----- EXTRACTED ENTRIES

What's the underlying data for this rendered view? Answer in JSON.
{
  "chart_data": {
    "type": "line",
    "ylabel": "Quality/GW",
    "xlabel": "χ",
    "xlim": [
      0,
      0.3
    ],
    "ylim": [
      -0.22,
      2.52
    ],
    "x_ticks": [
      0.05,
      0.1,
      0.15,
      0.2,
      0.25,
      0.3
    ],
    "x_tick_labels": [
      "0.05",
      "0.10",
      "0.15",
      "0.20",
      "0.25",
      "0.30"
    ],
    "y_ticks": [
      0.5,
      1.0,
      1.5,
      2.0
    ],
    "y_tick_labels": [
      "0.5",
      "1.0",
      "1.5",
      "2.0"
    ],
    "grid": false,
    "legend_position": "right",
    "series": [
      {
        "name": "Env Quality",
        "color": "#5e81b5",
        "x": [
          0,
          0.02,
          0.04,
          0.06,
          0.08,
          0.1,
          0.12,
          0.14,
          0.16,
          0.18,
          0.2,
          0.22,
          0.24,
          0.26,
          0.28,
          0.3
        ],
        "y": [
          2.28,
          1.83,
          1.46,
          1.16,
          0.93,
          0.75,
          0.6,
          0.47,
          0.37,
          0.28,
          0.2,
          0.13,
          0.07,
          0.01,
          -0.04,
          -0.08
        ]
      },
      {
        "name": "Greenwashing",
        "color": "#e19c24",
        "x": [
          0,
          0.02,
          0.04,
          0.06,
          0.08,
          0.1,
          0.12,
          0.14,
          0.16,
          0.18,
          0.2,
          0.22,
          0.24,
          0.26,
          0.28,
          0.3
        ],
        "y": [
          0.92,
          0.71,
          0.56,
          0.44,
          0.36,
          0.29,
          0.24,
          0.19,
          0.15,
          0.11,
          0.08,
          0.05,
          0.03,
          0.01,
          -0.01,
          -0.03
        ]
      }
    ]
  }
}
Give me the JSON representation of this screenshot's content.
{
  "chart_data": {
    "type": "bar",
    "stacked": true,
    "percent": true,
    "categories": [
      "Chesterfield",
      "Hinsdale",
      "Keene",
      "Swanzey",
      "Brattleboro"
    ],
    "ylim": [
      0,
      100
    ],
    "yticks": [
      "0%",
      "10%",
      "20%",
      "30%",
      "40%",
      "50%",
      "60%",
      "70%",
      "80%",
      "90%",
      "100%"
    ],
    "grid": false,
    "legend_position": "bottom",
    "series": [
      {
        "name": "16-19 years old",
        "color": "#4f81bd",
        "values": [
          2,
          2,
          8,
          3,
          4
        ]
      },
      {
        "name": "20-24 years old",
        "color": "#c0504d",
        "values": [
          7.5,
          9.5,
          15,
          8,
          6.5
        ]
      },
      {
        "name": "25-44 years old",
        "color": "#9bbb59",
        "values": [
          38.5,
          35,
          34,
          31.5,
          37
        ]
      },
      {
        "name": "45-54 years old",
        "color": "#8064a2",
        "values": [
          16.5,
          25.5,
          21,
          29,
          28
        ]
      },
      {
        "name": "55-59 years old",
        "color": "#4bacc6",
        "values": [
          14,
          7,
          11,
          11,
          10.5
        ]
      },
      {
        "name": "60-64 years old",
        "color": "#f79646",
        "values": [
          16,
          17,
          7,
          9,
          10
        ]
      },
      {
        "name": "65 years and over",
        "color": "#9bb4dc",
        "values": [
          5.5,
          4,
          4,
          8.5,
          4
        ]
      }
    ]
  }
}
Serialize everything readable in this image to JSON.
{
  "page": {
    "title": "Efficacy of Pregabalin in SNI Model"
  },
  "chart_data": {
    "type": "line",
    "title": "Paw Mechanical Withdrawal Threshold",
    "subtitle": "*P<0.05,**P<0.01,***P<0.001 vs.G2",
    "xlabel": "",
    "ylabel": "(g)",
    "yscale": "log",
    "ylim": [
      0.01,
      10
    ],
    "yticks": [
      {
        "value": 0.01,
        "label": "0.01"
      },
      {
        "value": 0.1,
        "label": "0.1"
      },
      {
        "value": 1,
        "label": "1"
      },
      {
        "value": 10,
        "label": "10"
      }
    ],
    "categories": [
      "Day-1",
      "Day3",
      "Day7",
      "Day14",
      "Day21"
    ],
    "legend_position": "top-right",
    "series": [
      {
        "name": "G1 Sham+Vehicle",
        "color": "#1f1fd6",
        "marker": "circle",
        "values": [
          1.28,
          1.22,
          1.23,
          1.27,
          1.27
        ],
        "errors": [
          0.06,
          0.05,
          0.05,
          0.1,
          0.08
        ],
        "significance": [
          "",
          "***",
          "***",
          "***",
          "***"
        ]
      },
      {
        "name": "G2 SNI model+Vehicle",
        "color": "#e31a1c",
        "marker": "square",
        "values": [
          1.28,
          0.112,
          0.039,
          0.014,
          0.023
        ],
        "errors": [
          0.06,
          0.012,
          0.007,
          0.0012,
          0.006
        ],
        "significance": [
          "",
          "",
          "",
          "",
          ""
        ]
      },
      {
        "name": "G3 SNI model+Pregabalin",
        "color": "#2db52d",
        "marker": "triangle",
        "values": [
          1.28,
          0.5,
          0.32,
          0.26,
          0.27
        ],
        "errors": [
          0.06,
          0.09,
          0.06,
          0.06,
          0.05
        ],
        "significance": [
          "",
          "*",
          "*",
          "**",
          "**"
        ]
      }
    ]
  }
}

----------

● AIM OF THE TASK: Search the records for the word "marker" and copy every line where it occurs.

● REPLY TO THE EXERCISE:
        "marker": "circle",
        "marker": "square",
        "marker": "triangle",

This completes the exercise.